Within this material, how many lines have the string "monocyte" in them? The answer is a number, with nothing added.

[Start Task data]

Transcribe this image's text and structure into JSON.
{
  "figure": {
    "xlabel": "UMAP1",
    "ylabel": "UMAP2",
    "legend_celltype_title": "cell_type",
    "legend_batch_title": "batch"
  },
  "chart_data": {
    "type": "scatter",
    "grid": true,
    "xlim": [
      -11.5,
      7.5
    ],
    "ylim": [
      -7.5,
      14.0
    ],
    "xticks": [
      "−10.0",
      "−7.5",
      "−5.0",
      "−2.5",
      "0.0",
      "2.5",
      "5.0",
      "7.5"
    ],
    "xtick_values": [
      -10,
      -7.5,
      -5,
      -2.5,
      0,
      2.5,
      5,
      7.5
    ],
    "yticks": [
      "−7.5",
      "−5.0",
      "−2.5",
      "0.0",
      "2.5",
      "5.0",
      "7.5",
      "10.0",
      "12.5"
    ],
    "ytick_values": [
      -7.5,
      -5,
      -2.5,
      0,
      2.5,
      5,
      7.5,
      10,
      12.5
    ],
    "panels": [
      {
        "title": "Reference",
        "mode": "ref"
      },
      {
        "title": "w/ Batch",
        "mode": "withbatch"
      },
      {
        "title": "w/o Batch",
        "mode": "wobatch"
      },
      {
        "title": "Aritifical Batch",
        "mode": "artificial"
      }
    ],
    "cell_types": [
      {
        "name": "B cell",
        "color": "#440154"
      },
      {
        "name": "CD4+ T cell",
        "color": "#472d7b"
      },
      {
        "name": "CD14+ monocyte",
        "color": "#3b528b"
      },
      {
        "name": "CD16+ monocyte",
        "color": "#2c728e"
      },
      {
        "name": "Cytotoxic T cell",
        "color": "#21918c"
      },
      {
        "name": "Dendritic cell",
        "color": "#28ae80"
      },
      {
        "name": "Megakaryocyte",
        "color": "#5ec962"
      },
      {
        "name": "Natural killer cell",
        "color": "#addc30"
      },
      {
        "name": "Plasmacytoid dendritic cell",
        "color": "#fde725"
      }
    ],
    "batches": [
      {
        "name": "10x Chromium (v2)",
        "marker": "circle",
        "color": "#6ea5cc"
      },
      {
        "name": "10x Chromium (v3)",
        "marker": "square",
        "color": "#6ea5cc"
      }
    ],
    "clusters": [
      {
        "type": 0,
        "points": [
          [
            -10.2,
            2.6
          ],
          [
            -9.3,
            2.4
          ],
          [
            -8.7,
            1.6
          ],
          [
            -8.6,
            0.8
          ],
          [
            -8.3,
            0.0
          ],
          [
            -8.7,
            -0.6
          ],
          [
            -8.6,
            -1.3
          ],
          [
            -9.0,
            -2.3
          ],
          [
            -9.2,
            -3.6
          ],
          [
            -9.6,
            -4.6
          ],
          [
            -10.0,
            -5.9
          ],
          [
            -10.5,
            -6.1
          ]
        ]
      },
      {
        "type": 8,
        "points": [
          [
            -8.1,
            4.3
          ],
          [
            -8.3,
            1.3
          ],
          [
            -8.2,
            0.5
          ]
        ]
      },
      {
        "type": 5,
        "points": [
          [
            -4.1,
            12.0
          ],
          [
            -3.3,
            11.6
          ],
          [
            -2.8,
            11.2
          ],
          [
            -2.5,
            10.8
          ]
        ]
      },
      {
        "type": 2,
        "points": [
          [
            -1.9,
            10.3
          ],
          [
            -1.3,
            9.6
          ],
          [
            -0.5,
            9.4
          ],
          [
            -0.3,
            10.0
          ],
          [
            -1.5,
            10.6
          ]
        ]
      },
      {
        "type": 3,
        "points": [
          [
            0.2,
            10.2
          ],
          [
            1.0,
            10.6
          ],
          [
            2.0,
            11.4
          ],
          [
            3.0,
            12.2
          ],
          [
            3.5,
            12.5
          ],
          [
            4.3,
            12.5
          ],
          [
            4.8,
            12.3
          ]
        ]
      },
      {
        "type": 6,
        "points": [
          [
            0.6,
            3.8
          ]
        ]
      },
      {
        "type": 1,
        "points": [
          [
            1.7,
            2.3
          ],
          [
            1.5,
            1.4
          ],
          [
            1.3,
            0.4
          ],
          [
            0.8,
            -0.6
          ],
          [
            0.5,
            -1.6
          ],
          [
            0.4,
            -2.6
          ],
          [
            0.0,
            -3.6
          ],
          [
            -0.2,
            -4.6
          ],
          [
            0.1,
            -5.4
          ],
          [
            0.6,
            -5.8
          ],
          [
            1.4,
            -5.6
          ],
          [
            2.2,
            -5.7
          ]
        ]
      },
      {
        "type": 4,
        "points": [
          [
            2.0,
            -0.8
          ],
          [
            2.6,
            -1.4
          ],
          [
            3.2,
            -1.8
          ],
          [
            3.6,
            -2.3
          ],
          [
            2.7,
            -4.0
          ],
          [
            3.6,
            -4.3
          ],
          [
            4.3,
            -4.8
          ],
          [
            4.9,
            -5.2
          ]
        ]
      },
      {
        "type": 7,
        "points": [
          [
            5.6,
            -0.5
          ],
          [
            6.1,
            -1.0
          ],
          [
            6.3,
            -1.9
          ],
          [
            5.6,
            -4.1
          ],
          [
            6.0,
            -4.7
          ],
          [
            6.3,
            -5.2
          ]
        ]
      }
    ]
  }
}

[End Task data]

## Full response
2